- [Exercise]: Pull out every line below holding the word "アマナツ".

- [Material provided]:
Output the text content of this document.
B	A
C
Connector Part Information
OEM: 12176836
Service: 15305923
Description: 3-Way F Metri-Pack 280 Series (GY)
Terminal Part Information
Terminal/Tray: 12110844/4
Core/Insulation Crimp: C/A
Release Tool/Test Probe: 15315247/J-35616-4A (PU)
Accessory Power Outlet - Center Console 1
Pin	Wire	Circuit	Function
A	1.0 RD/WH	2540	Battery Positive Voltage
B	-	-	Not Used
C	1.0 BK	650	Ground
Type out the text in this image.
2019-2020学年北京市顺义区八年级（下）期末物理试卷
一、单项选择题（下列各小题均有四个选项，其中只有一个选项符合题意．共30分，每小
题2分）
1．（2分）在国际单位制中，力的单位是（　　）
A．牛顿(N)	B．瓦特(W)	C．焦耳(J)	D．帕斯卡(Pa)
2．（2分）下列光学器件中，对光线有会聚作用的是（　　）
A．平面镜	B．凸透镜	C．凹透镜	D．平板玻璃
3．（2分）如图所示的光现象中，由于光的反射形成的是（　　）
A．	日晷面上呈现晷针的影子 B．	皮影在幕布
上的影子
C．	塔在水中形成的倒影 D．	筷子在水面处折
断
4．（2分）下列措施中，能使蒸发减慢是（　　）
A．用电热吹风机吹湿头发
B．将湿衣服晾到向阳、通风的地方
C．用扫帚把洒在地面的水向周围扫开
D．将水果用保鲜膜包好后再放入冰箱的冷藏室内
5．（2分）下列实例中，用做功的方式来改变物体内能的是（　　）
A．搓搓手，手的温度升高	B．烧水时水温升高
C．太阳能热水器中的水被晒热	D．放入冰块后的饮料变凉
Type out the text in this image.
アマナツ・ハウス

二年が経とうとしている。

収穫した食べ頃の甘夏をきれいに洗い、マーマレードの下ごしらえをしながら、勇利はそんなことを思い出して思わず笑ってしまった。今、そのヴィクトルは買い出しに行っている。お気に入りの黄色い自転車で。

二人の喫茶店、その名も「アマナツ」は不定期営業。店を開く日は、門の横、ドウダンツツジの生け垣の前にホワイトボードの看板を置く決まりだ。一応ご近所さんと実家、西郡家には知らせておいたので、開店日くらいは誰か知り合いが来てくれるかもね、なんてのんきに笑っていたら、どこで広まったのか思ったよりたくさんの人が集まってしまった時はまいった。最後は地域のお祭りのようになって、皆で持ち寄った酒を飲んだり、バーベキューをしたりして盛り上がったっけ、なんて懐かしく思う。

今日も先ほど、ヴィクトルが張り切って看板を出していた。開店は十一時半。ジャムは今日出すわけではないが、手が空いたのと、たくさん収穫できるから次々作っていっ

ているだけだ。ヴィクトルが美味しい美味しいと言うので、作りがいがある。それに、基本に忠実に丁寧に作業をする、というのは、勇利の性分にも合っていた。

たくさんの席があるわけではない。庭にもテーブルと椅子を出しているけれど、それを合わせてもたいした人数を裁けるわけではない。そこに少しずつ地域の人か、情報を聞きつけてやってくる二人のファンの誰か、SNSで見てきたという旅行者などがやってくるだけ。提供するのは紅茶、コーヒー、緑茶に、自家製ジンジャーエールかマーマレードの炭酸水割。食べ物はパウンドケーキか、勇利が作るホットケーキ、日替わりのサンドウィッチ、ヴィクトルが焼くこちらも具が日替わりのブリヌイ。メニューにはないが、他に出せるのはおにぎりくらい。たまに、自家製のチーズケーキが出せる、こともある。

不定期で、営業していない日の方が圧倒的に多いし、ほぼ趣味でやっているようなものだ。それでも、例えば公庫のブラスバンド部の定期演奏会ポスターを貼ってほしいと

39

- [Response to this task]:
アマナツ・ハウス
二人の喫茶店、その名も「アマナツ」は不定期営業。店を開く日は、門の横、ドウダンツツジの生け垣の前にホワイトボードの看板を置く決まりだ。一応ご近所さんと実家、西郡家には知らせておいたので、開店日くらいは誰か知り合いが来てくれるかもね、なんてのんきに笑っていたら、どこで広まったのか思ったよりたくさんの人が集まってしまった時はまいった。最後は地域のお祭りのようになって、皆で持ち寄った酒を飲んだり、バーベキューをしたりして盛り上がったっけ、なんて懐かしく思う。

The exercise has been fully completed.